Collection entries
· · · · ·

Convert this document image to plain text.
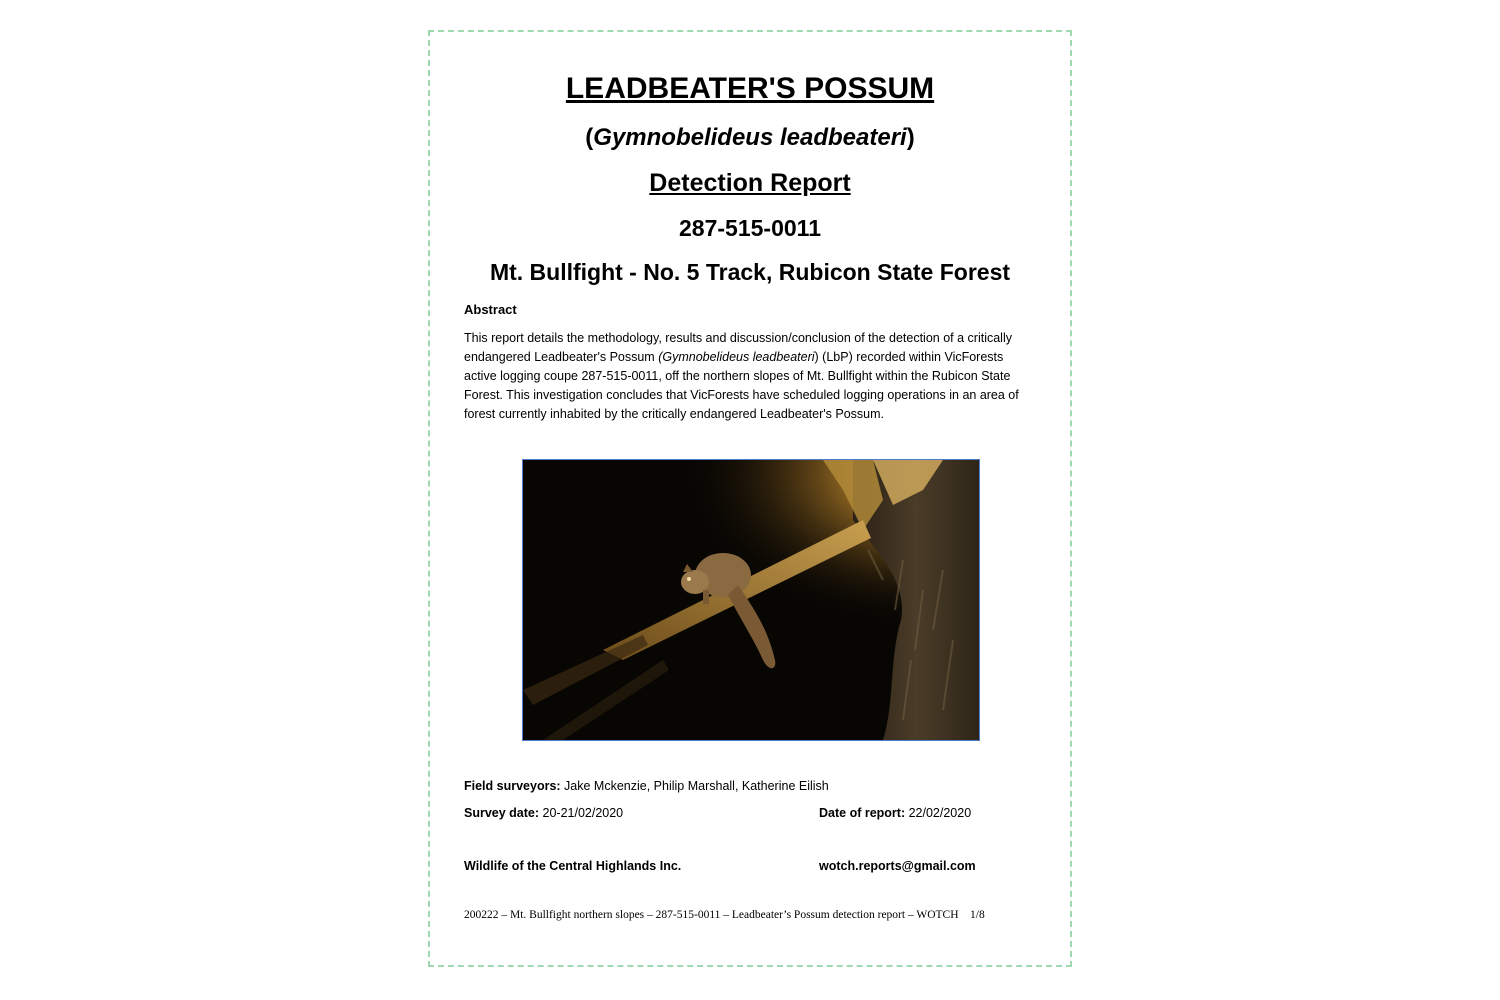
LEADBEATER'S POSSUM
(Gymnobelideus leadbeateri)
Detection Report
287-515-0011
Mt. Bullfight - No. 5 Track, Rubicon State Forest
Abstract
This report details the methodology, results and discussion/conclusion of the detection of a critically endangered Leadbeater's Possum (Gymnobelideus leadbeateri) (LbP) recorded within VicForests active logging coupe 287-515-0011, off the northern slopes of Mt. Bullfight within the Rubicon State Forest. This investigation concludes that VicForests have scheduled logging operations in an area of forest currently inhabited by the critically endangered Leadbeater's Possum.
Field surveyors: Jake Mckenzie, Philip Marshall, Katherine Eilish
Survey date: 20-21/02/2020	Date of report: 22/02/2020
Wildlife of the Central Highlands Inc.	wotch.reports@gmail.com
200222 – Mt. Bullfight northern slopes – 287-515-0011 – Leadbeater’s Possum detection report – WOTCH 1/8
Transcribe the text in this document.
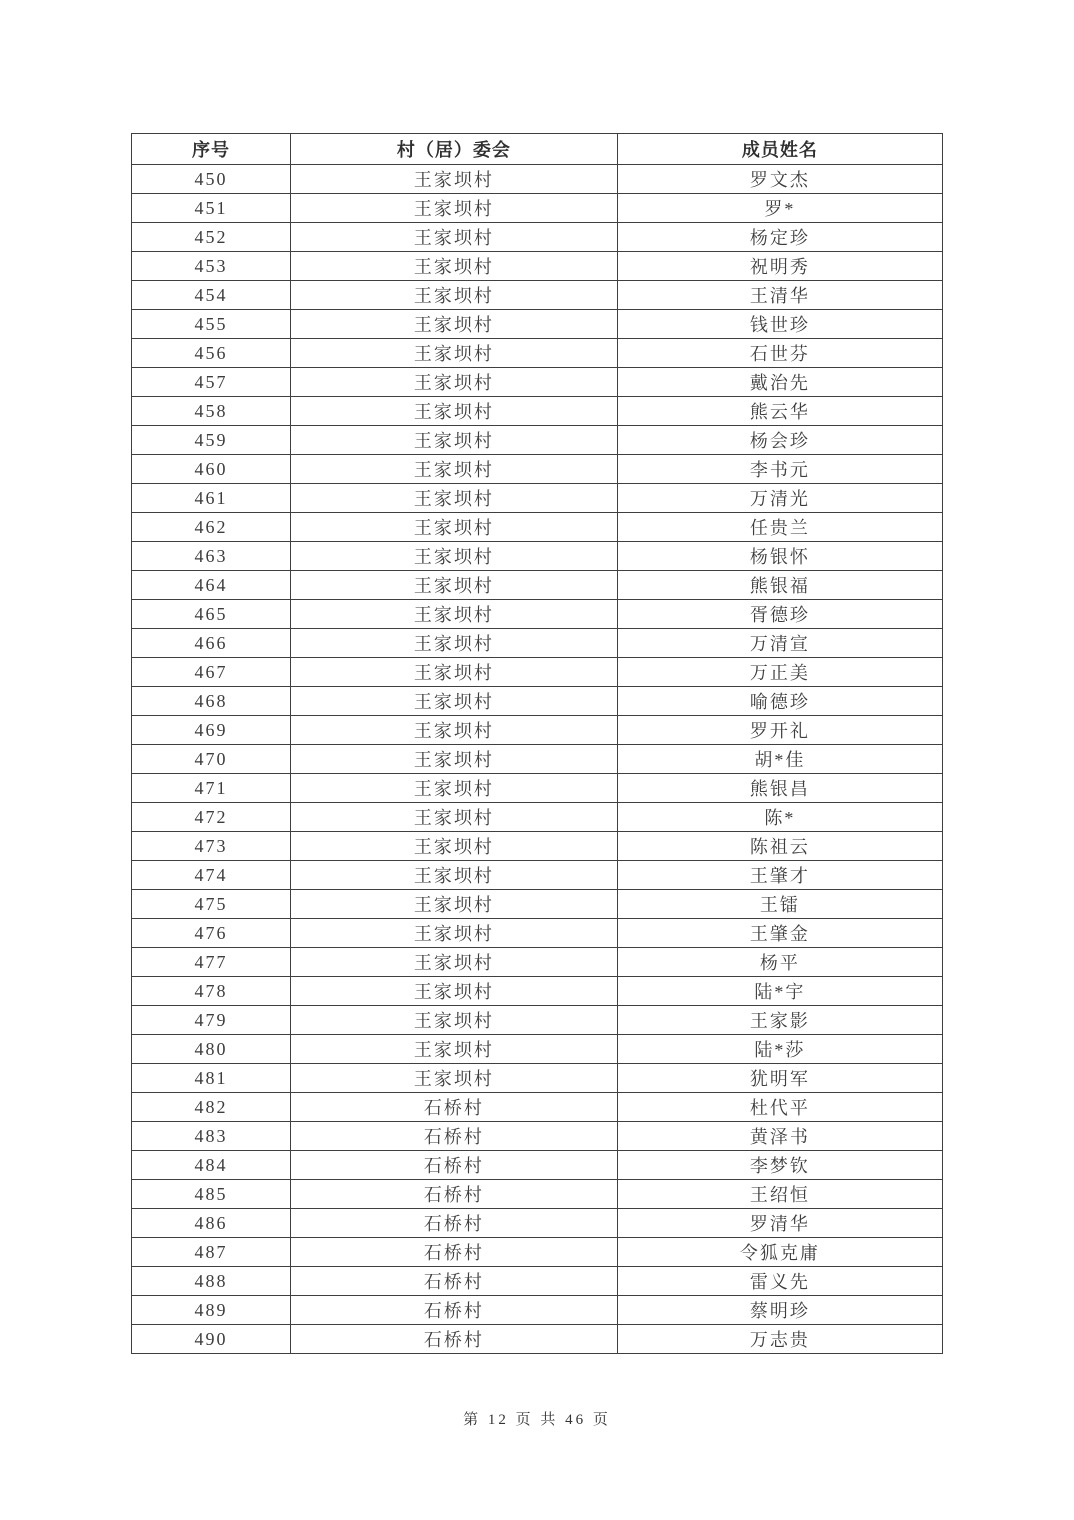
序号	村（居）委会	成员姓名
450	王家坝村	罗文杰
451	王家坝村	罗*
452	王家坝村	杨定珍
453	王家坝村	祝明秀
454	王家坝村	王清华
455	王家坝村	钱世珍
456	王家坝村	石世芬
457	王家坝村	戴治先
458	王家坝村	熊云华
459	王家坝村	杨会珍
460	王家坝村	李书元
461	王家坝村	万清光
462	王家坝村	任贵兰
463	王家坝村	杨银怀
464	王家坝村	熊银福
465	王家坝村	胥德珍
466	王家坝村	万清宣
467	王家坝村	万正美
468	王家坝村	喻德珍
469	王家坝村	罗开礼
470	王家坝村	胡*佳
471	王家坝村	熊银昌
472	王家坝村	陈*
473	王家坝村	陈祖云
474	王家坝村	王肇才
475	王家坝村	王镭
476	王家坝村	王肇金
477	王家坝村	杨平
478	王家坝村	陆*宇
479	王家坝村	王家影
480	王家坝村	陆*莎
481	王家坝村	犹明军
482	石桥村	杜代平
483	石桥村	黄泽书
484	石桥村	李梦钦
485	石桥村	王绍恒
486	石桥村	罗清华
487	石桥村	令狐克庸
488	石桥村	雷义先
489	石桥村	蔡明珍
490	石桥村	万志贵
第 12 页 共 46 页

· · · · ·

◆ WHAT TO WORK ON ◆
Filter the records above for "text" and copy every matching line.

◆ CORRECT RESULT ◆
Convert this document image to plain text.
Transcribe the text in this document.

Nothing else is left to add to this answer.